Challenge = Every record must be written out once more, with nothing added or omitted.

### Supplied data

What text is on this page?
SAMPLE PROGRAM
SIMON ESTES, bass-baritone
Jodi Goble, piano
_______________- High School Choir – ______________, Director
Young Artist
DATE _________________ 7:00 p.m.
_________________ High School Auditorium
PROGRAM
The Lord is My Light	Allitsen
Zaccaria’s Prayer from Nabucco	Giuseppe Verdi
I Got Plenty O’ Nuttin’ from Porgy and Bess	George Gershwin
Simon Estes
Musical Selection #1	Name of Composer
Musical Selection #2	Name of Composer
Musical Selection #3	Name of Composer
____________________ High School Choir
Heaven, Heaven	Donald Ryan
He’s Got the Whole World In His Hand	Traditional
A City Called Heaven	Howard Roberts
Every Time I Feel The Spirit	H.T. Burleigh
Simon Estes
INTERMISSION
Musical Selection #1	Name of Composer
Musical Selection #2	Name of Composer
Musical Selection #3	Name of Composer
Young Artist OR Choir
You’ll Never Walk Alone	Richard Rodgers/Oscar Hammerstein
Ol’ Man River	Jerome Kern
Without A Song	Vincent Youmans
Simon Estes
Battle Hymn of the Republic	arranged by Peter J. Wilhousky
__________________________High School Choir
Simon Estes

######

Solution to the exercise =
What text is on this page?
SAMPLE PROGRAM
SIMON ESTES, bass-baritone
Jodi Goble, piano
_______________- High School Choir – ______________, Director
Young Artist
DATE _________________ 7:00 p.m.
_________________ High School Auditorium
PROGRAM
The Lord is My Light	Allitsen
Zaccaria’s Prayer from Nabucco	Giuseppe Verdi
I Got Plenty O’ Nuttin’ from Porgy and Bess	George Gershwin
Simon Estes
Musical Selection #1	Name of Composer
Musical Selection #2	Name of Composer
Musical Selection #3	Name of Composer
____________________ High School Choir
Heaven, Heaven	Donald Ryan
He’s Got the Whole World In His Hand	Traditional
A City Called Heaven	Howard Roberts
Every Time I Feel The Spirit	H.T. Burleigh
Simon Estes
INTERMISSION
Musical Selection #1	Name of Composer
Musical Selection #2	Name of Composer
Musical Selection #3	Name of Composer
Young Artist OR Choir
You’ll Never Walk Alone	Richard Rodgers/Oscar Hammerstein
Ol’ Man River	Jerome Kern
Without A Song	Vincent Youmans
Simon Estes
Battle Hymn of the Republic	arranged by Peter J. Wilhousky
__________________________High School Choir
Simon Estes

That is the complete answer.